RECORDS PROVIDED:
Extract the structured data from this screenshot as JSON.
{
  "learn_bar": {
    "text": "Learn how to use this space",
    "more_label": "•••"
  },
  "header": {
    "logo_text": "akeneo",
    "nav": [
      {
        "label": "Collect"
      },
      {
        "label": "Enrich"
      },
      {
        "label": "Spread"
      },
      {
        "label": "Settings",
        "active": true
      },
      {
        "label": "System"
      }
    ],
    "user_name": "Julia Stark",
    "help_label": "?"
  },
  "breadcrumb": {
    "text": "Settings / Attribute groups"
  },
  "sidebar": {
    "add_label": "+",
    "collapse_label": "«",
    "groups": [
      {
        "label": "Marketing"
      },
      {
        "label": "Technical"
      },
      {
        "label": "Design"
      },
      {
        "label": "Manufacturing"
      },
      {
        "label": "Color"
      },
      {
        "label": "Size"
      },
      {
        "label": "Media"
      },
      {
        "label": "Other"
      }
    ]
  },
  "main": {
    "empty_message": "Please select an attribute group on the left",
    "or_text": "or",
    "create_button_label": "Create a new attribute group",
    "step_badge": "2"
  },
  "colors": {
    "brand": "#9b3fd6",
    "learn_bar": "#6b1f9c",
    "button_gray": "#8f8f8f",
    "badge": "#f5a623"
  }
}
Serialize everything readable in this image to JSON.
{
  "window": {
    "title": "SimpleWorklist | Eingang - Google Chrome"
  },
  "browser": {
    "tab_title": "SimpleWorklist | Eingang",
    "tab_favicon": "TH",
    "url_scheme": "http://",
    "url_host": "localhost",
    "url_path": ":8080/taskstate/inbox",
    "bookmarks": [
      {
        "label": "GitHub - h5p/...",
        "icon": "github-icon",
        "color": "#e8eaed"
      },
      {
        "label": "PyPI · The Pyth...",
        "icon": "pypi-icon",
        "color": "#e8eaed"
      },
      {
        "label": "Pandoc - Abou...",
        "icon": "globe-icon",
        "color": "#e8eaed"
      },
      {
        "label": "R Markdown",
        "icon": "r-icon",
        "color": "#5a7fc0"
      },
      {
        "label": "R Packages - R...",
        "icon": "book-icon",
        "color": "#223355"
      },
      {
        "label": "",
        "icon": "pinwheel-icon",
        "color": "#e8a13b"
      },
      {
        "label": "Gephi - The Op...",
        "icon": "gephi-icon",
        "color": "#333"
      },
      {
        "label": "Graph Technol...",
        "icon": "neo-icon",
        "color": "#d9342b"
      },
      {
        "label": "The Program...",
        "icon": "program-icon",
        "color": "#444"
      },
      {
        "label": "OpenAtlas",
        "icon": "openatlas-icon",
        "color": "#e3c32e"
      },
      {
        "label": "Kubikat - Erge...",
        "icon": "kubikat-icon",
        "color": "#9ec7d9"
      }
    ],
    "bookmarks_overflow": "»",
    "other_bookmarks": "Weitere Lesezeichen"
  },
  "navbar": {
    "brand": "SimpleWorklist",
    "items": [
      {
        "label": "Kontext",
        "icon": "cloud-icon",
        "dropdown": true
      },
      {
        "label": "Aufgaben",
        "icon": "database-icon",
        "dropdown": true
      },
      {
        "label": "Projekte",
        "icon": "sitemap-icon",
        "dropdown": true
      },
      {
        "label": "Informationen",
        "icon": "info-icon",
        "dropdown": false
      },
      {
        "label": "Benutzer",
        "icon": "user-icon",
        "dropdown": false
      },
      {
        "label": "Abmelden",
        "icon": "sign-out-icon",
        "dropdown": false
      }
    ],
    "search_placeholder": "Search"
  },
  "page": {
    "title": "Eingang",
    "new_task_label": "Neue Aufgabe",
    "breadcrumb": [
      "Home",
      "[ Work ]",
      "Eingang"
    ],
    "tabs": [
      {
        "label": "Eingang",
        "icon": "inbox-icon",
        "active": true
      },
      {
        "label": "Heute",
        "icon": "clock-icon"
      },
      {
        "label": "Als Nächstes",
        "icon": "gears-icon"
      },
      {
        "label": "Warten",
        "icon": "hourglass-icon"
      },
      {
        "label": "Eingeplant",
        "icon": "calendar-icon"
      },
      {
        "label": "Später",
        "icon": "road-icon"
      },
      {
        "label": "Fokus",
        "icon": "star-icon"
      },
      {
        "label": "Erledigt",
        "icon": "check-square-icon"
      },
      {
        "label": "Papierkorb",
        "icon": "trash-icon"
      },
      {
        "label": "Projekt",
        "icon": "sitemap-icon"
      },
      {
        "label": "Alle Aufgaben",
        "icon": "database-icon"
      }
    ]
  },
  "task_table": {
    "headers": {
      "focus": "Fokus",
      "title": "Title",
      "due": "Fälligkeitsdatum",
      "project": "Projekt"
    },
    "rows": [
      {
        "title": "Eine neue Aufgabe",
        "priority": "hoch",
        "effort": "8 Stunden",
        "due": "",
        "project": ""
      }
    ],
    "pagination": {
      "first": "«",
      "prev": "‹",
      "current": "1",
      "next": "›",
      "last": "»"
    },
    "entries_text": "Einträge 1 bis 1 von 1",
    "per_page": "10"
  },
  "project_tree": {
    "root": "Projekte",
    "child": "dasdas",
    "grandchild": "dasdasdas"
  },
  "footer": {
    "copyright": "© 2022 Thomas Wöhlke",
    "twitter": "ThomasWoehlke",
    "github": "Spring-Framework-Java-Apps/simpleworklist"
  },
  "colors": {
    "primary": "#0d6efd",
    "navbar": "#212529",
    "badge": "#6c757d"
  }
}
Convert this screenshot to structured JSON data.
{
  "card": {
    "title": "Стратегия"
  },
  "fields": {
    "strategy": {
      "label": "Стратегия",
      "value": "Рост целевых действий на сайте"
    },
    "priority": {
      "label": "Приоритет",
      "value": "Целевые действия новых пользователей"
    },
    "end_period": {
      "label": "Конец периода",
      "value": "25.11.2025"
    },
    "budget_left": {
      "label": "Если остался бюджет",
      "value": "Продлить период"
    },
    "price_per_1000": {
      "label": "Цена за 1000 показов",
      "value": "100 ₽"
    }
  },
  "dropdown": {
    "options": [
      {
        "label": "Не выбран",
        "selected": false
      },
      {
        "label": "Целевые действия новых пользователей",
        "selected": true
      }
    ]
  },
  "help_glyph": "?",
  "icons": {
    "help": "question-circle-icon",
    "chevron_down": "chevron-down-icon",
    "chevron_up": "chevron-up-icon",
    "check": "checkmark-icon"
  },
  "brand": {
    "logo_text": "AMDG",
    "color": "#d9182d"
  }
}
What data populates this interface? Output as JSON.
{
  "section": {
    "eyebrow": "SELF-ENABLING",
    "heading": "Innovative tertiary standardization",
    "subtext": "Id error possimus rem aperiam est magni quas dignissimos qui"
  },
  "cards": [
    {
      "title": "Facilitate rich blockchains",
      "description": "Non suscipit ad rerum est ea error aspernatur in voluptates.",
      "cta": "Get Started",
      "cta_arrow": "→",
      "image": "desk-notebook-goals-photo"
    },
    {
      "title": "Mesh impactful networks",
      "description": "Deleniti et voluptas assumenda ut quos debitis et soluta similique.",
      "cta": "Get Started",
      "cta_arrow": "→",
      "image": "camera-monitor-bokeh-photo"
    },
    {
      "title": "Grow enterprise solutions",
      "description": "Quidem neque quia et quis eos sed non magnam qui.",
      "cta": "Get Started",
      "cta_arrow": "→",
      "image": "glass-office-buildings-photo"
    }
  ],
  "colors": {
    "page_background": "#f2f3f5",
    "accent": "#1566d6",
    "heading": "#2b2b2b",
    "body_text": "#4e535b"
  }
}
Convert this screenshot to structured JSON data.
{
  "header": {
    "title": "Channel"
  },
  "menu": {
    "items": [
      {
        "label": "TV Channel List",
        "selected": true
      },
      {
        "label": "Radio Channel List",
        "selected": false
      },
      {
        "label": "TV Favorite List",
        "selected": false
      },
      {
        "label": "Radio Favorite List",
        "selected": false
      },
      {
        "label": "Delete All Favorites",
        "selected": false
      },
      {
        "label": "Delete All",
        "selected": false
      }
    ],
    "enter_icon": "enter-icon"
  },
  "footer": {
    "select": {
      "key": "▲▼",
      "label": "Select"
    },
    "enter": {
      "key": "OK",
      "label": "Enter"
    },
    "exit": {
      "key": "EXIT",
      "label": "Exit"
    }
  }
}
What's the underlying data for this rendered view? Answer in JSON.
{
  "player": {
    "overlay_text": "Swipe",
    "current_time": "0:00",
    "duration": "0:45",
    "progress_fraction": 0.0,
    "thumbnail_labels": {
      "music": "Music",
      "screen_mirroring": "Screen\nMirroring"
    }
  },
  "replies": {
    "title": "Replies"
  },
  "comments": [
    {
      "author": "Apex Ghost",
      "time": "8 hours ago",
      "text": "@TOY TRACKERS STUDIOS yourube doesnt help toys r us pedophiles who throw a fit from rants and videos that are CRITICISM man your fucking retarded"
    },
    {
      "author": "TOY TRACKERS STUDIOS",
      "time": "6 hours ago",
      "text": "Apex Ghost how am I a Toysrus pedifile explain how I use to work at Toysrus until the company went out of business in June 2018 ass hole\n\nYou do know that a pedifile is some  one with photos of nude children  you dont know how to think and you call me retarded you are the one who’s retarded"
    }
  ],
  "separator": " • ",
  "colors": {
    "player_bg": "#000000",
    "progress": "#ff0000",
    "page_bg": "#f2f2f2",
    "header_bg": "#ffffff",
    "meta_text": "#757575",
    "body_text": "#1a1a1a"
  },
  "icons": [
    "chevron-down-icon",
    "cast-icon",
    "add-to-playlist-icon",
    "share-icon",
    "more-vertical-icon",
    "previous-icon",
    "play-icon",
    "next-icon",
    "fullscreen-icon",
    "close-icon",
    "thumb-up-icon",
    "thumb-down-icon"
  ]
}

WHAT IS EXPECTED: Scan the listing above and copy all lines containing the word "Целевые".

OUTPUT FOR THIS EXERCISE:
      "value": "Целевые действия новых пользователей"
        "label": "Целевые действия новых пользователей",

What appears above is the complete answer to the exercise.